Find and copy every line in the records that includes the string "structured".

[Figure record listings]
• • • • •

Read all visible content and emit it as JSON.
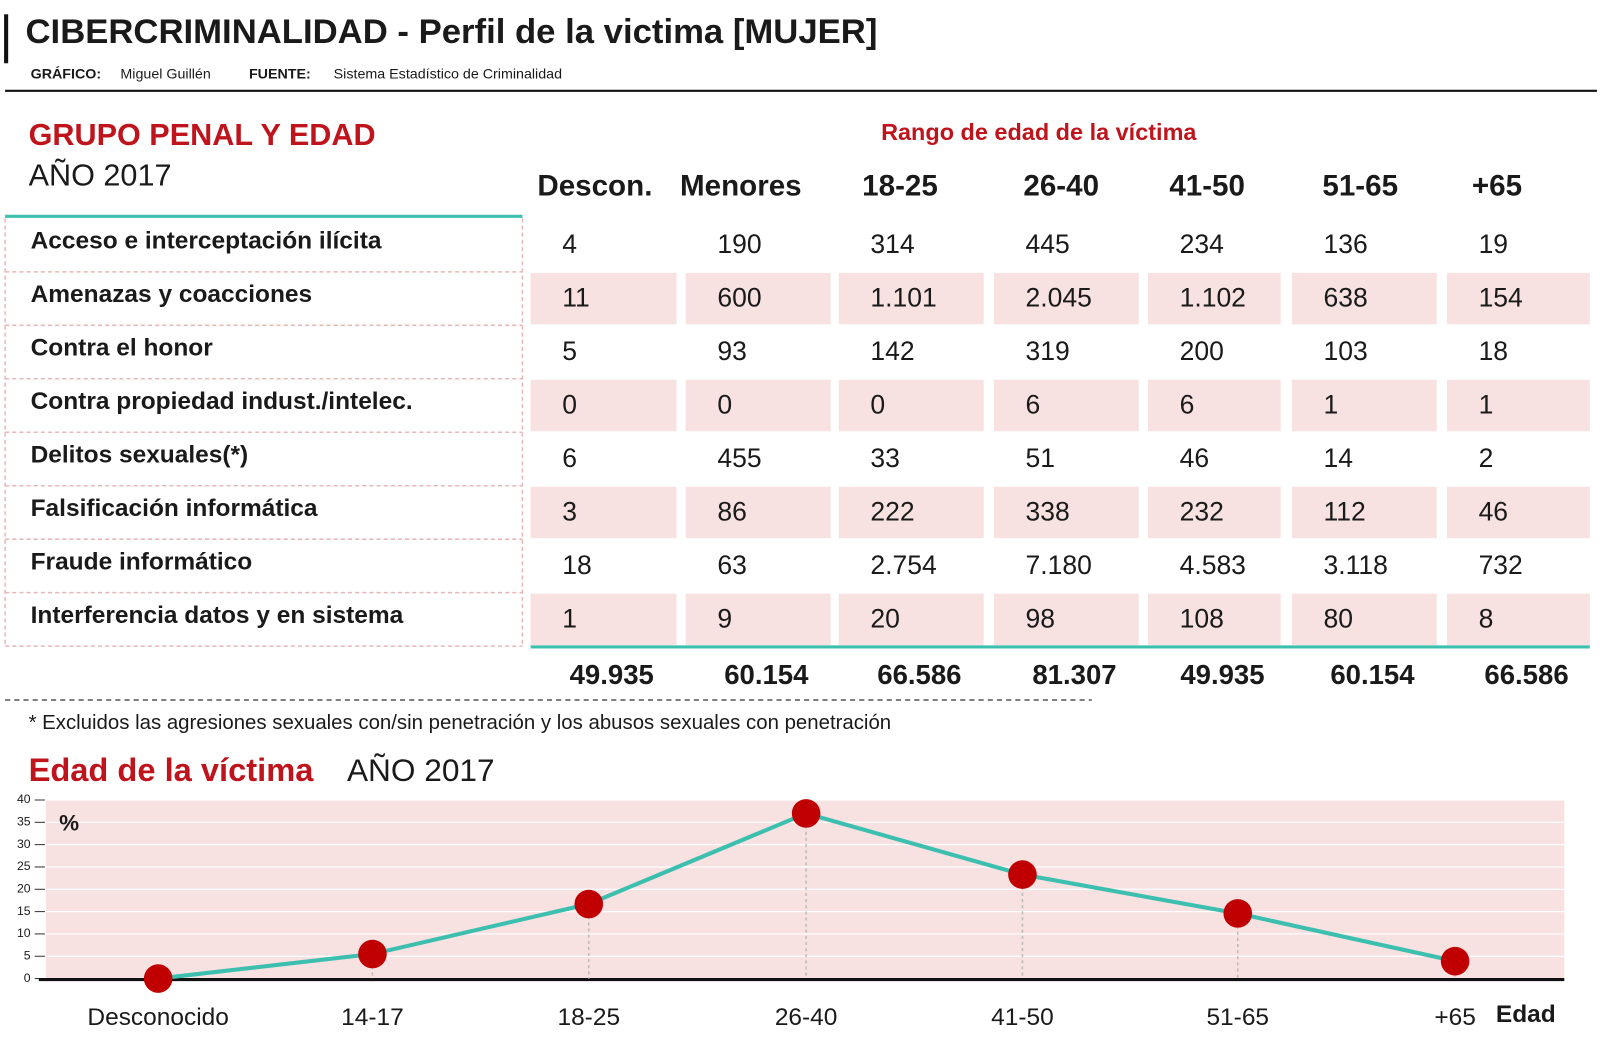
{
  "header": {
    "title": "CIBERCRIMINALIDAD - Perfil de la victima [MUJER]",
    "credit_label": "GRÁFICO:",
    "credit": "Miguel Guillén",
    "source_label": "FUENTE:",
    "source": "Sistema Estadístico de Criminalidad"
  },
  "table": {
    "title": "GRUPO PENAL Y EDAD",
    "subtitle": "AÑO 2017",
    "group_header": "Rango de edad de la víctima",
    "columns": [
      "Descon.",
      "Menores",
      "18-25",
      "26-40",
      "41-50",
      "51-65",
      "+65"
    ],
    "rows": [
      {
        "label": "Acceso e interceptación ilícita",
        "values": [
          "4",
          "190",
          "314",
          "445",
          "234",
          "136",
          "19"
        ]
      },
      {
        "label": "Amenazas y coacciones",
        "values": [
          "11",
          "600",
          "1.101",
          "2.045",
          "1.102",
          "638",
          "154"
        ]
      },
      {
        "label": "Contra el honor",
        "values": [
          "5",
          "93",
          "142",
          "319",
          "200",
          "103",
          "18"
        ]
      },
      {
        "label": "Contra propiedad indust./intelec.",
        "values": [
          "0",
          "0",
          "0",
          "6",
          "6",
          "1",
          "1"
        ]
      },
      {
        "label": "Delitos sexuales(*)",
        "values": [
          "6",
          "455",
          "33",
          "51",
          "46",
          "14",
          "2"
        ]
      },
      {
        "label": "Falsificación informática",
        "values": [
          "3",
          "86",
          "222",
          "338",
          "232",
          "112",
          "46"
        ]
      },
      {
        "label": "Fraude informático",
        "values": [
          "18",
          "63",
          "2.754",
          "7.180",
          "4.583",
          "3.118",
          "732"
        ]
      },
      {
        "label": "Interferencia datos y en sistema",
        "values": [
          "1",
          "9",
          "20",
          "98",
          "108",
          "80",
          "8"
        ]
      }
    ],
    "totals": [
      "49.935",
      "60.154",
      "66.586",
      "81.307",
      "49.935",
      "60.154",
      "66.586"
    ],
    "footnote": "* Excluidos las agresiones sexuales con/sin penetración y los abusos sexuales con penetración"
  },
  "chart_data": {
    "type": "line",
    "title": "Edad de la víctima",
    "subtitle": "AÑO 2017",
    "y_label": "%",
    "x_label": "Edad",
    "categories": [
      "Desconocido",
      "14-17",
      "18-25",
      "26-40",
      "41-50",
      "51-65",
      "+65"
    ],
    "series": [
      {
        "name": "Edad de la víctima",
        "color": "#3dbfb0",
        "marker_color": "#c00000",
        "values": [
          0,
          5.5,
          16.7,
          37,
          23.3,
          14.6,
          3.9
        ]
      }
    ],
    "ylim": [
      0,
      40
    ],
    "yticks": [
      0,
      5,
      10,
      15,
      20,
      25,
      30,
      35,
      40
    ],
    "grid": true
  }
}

• • • • •

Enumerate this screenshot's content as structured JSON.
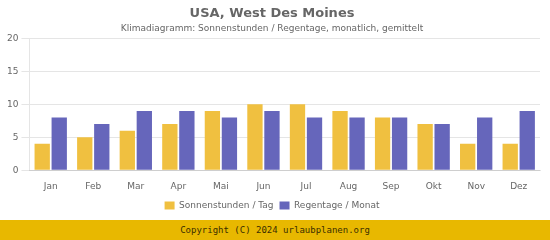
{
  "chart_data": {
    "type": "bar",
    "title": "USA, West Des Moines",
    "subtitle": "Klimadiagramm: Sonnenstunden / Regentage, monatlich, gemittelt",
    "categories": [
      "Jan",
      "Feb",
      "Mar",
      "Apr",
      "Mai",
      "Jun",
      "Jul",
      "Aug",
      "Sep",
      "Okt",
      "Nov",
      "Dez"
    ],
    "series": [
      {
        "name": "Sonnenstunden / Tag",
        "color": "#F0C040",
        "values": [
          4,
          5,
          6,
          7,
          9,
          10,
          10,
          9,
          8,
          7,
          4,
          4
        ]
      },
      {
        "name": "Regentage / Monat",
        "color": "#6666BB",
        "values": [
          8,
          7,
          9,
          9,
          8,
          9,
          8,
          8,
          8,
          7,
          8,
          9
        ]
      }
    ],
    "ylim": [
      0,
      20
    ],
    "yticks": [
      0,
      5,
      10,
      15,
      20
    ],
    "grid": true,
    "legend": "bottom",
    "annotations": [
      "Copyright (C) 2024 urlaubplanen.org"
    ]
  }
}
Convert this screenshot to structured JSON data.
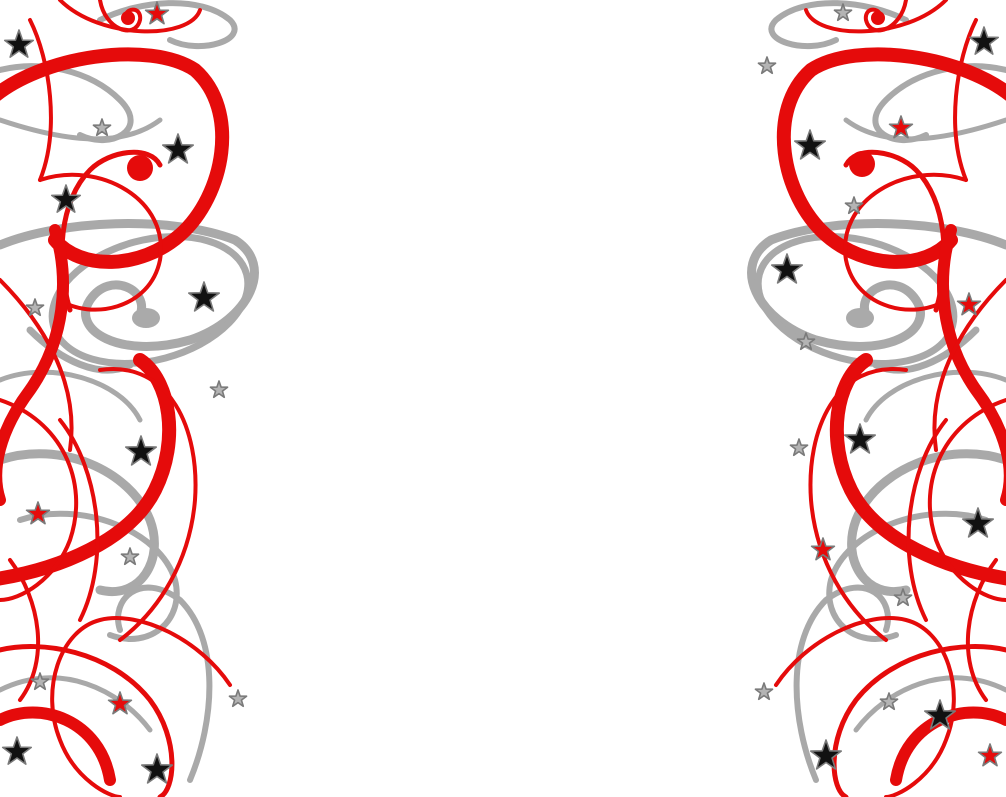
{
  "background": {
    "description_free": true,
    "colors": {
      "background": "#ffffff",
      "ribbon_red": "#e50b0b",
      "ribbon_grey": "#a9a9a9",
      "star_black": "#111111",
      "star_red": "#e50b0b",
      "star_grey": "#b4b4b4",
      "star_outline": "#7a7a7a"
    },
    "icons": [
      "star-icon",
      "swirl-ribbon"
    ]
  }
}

• • • • •

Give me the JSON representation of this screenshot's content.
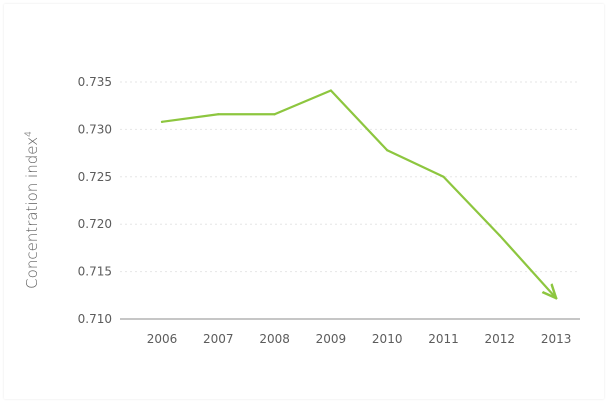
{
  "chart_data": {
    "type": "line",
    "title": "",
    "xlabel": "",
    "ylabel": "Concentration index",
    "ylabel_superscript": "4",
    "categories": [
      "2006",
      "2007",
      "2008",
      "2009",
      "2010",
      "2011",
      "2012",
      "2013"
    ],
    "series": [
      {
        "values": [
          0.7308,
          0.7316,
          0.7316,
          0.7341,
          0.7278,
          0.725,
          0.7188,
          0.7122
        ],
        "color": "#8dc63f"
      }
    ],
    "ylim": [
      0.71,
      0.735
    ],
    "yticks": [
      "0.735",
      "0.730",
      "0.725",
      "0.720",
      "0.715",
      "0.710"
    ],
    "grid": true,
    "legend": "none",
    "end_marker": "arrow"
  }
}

• • • • •

■ Response for this exercise
Enumerate this screenshot's content as structured JSON.
Convert this screenshot to structured JSON data.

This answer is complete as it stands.